- [Record extracts]:

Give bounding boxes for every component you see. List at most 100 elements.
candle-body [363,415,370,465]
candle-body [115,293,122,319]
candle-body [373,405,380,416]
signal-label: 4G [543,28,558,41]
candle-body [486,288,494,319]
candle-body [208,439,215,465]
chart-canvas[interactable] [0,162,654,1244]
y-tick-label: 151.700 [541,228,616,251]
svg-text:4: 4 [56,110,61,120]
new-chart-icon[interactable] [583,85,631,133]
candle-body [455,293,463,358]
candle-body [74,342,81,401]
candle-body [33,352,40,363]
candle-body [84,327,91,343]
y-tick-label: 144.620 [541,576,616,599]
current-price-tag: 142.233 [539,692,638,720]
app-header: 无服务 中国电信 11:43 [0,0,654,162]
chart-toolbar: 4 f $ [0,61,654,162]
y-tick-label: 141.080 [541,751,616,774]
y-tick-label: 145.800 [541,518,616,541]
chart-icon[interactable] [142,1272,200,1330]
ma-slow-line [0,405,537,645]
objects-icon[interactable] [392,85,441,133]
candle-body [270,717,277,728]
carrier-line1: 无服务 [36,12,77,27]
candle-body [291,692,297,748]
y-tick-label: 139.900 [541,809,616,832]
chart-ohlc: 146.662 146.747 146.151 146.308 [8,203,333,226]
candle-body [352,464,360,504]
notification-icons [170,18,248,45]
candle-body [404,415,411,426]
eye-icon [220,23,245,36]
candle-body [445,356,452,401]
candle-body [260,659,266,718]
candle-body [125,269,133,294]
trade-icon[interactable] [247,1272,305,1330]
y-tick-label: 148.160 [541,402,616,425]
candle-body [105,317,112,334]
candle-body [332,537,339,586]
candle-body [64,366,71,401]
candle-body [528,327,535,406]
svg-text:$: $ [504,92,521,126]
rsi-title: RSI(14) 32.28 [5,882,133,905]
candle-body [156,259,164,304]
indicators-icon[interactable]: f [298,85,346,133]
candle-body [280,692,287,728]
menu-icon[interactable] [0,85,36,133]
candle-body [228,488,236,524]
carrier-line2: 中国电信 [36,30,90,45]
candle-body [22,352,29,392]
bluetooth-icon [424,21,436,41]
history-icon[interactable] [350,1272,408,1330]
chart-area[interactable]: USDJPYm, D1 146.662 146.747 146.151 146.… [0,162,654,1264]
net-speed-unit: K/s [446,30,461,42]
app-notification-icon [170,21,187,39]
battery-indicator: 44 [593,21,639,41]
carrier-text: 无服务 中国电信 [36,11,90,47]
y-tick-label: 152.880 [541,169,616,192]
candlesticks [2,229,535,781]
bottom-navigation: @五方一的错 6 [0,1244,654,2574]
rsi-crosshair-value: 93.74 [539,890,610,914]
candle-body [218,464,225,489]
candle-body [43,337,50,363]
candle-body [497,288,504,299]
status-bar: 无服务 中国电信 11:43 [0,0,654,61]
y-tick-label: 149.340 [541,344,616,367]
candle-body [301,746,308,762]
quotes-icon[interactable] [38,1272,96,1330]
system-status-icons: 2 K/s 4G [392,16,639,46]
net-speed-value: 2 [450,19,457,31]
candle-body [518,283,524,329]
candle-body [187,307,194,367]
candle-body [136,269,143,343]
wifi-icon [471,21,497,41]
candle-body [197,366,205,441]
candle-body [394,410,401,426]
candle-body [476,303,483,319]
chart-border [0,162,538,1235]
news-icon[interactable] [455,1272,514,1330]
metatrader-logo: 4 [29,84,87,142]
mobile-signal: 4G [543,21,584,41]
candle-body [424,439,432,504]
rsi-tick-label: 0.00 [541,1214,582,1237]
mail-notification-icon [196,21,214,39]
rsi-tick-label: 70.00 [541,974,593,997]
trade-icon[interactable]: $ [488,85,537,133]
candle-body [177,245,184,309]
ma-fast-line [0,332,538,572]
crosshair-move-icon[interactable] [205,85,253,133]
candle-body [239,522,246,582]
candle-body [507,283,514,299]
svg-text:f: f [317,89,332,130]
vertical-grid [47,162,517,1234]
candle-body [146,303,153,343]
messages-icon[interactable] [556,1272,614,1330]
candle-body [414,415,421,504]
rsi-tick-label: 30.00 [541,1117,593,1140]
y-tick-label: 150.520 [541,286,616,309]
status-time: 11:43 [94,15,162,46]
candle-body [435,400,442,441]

- [Exercise brief]: Print the rows above again line for line, leaving everything unchanged.

- [Output below]:
Give bounding boxes for every component you see. List at most 100 elements.
candle-body [363,415,370,465]
candle-body [115,293,122,319]
candle-body [373,405,380,416]
signal-label: 4G [543,28,558,41]
candle-body [486,288,494,319]
candle-body [208,439,215,465]
chart-canvas[interactable] [0,162,654,1244]
y-tick-label: 151.700 [541,228,616,251]
svg-text:4: 4 [56,110,61,120]
new-chart-icon[interactable] [583,85,631,133]
candle-body [455,293,463,358]
candle-body [74,342,81,401]
candle-body [33,352,40,363]
candle-body [84,327,91,343]
y-tick-label: 144.620 [541,576,616,599]
current-price-tag: 142.233 [539,692,638,720]
app-header: 无服务 中国电信 11:43 [0,0,654,162]
chart-toolbar: 4 f $ [0,61,654,162]
y-tick-label: 141.080 [541,751,616,774]
y-tick-label: 145.800 [541,518,616,541]
chart-icon[interactable] [142,1272,200,1330]
ma-slow-line [0,405,537,645]
objects-icon[interactable] [392,85,441,133]
candle-body [270,717,277,728]
carrier-line1: 无服务 [36,12,77,27]
candle-body [291,692,297,748]
y-tick-label: 139.900 [541,809,616,832]
chart-ohlc: 146.662 146.747 146.151 146.308 [8,203,333,226]
candle-body [352,464,360,504]
notification-icons [170,18,248,45]
candle-body [404,415,411,426]
eye-icon [220,23,245,36]
candle-body [445,356,452,401]
candle-body [260,659,266,718]
candle-body [125,269,133,294]
trade-icon[interactable] [247,1272,305,1330]
y-tick-label: 148.160 [541,402,616,425]
candle-body [105,317,112,334]
candle-body [332,537,339,586]
candle-body [64,366,71,401]
candle-body [528,327,535,406]
svg-text:$: $ [504,92,521,126]
rsi-title: RSI(14) 32.28 [5,882,133,905]
candle-body [156,259,164,304]
indicators-icon[interactable]: f [298,85,346,133]
candle-body [280,692,287,728]
menu-icon[interactable] [0,85,36,133]
candle-body [228,488,236,524]
carrier-line2: 中国电信 [36,30,90,45]
candle-body [22,352,29,392]
bluetooth-icon [424,21,436,41]
history-icon[interactable] [350,1272,408,1330]
chart-area[interactable]: USDJPYm, D1 146.662 146.747 146.151 146.… [0,162,654,1264]
net-speed-unit: K/s [446,30,461,42]
app-notification-icon [170,21,187,39]
battery-indicator: 44 [593,21,639,41]
carrier-text: 无服务 中国电信 [36,11,90,47]
y-tick-label: 152.880 [541,169,616,192]
candlesticks [2,229,535,781]
bottom-navigation: @五方一的错 6 [0,1244,654,2574]
rsi-crosshair-value: 93.74 [539,890,610,914]
candle-body [218,464,225,489]
candle-body [43,337,50,363]
candle-body [497,288,504,299]
status-bar: 无服务 中国电信 11:43 [0,0,654,61]
y-tick-label: 149.340 [541,344,616,367]
candle-body [301,746,308,762]
quotes-icon[interactable] [38,1272,96,1330]
system-status-icons: 2 K/s 4G [392,16,639,46]
net-speed-value: 2 [450,19,457,31]
candle-body [518,283,524,329]
candle-body [187,307,194,367]
candle-body [136,269,143,343]
wifi-icon [471,21,497,41]
candle-body [197,366,205,441]
candle-body [394,410,401,426]
candle-body [476,303,483,319]
chart-border [0,162,538,1235]
news-icon[interactable] [455,1272,514,1330]
metatrader-logo: 4 [29,84,87,142]
mobile-signal: 4G [543,21,584,41]
candle-body [424,439,432,504]
rsi-tick-label: 0.00 [541,1214,582,1237]
mail-notification-icon [196,21,214,39]
rsi-tick-label: 70.00 [541,974,593,997]
trade-icon[interactable]: $ [488,85,537,133]
candle-body [177,245,184,309]
ma-fast-line [0,332,538,572]
crosshair-move-icon[interactable] [205,85,253,133]
candle-body [239,522,246,582]
candle-body [507,283,514,299]
svg-text:f: f [317,89,332,130]
vertical-grid [47,162,517,1234]
candle-body [146,303,153,343]
messages-icon[interactable] [556,1272,614,1330]
candle-body [414,415,421,504]
rsi-tick-label: 30.00 [541,1117,593,1140]
y-tick-label: 150.520 [541,286,616,309]
status-time: 11:43 [94,15,162,46]
candle-body [435,400,442,441]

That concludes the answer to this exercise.